>> Begin RECORD SET

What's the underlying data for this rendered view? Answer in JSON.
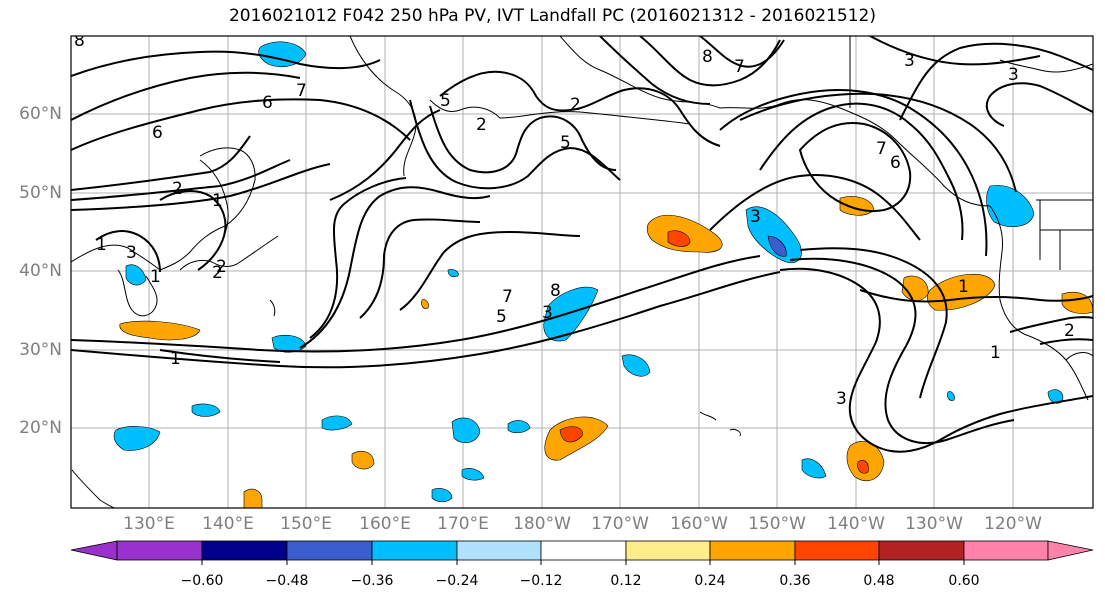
{
  "title": "2016021012 F042 250 hPa PV, IVT Landfall PC (2016021312 - 2016021512)",
  "map": {
    "lon_labels": [
      "130°E",
      "140°E",
      "150°E",
      "160°E",
      "170°E",
      "180°W",
      "170°W",
      "160°W",
      "150°W",
      "140°W",
      "130°W",
      "120°W"
    ],
    "lat_labels": [
      "60°N",
      "50°N",
      "40°N",
      "30°N",
      "20°N"
    ],
    "contour_labels": [
      "8",
      "7",
      "6",
      "6",
      "2",
      "1",
      "1",
      "3",
      "1",
      "2",
      "5",
      "2",
      "5",
      "2",
      "7",
      "5",
      "8",
      "3",
      "7",
      "6",
      "8",
      "3",
      "7",
      "3",
      "1",
      "2",
      "3",
      "1",
      "3",
      "1",
      "2"
    ]
  },
  "colorbar": {
    "tick_labels": [
      "−0.60",
      "−0.48",
      "−0.36",
      "−0.24",
      "−0.12",
      "0.12",
      "0.24",
      "0.36",
      "0.48",
      "0.60"
    ],
    "colors": [
      "#9932CC",
      "#00008B",
      "#3A5FCD",
      "#00BFFF",
      "#B0E2FF",
      "#FFFFFF",
      "#FFEC8B",
      "#FFA500",
      "#FF4500",
      "#B22222",
      "#FF82AB"
    ]
  }
}
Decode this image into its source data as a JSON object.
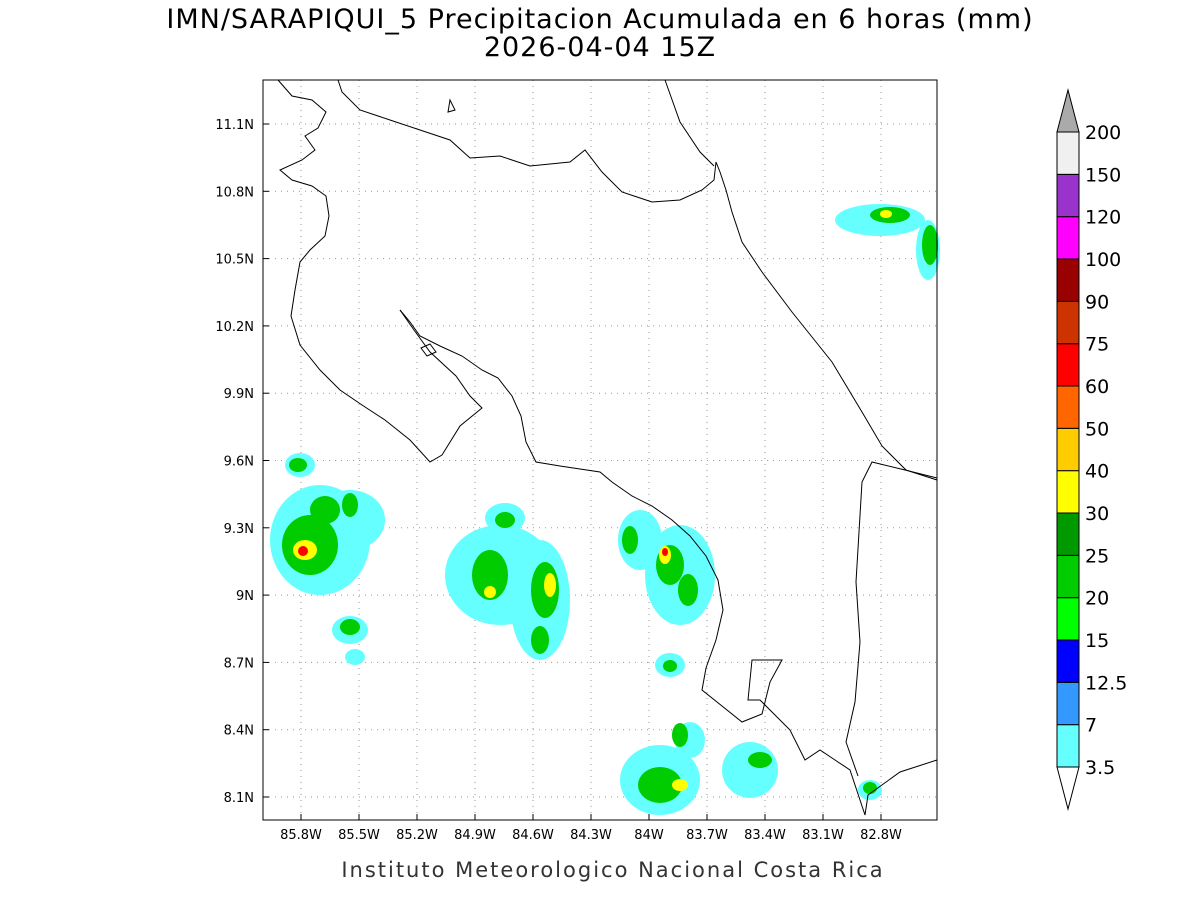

>> End RECORD SET

= REQUIREMENT =
Retype all entries exactly as they appear, dropping the images.

= ANSWER IN FULL =
What's the underlying data for this rendered view? Answer in JSON.
{
  "title": "2016021012 F042 250 hPa PV, IVT Landfall PC (2016021312 - 2016021512)",
  "map": {
    "lon_labels": [
      "130°E",
      "140°E",
      "150°E",
      "160°E",
      "170°E",
      "180°W",
      "170°W",
      "160°W",
      "150°W",
      "140°W",
      "130°W",
      "120°W"
    ],
    "lat_labels": [
      "60°N",
      "50°N",
      "40°N",
      "30°N",
      "20°N"
    ],
    "contour_labels": [
      "8",
      "7",
      "6",
      "6",
      "2",
      "1",
      "1",
      "3",
      "1",
      "2",
      "5",
      "2",
      "5",
      "2",
      "7",
      "5",
      "8",
      "3",
      "7",
      "6",
      "8",
      "3",
      "7",
      "3",
      "1",
      "2",
      "3",
      "1",
      "3",
      "1",
      "2"
    ]
  },
  "colorbar": {
    "tick_labels": [
      "−0.60",
      "−0.48",
      "−0.36",
      "−0.24",
      "−0.12",
      "0.12",
      "0.24",
      "0.36",
      "0.48",
      "0.60"
    ],
    "colors": [
      "#9932CC",
      "#00008B",
      "#3A5FCD",
      "#00BFFF",
      "#B0E2FF",
      "#FFFFFF",
      "#FFEC8B",
      "#FFA500",
      "#FF4500",
      "#B22222",
      "#FF82AB"
    ]
  }
}
Decode this image into its source data as a JSON object.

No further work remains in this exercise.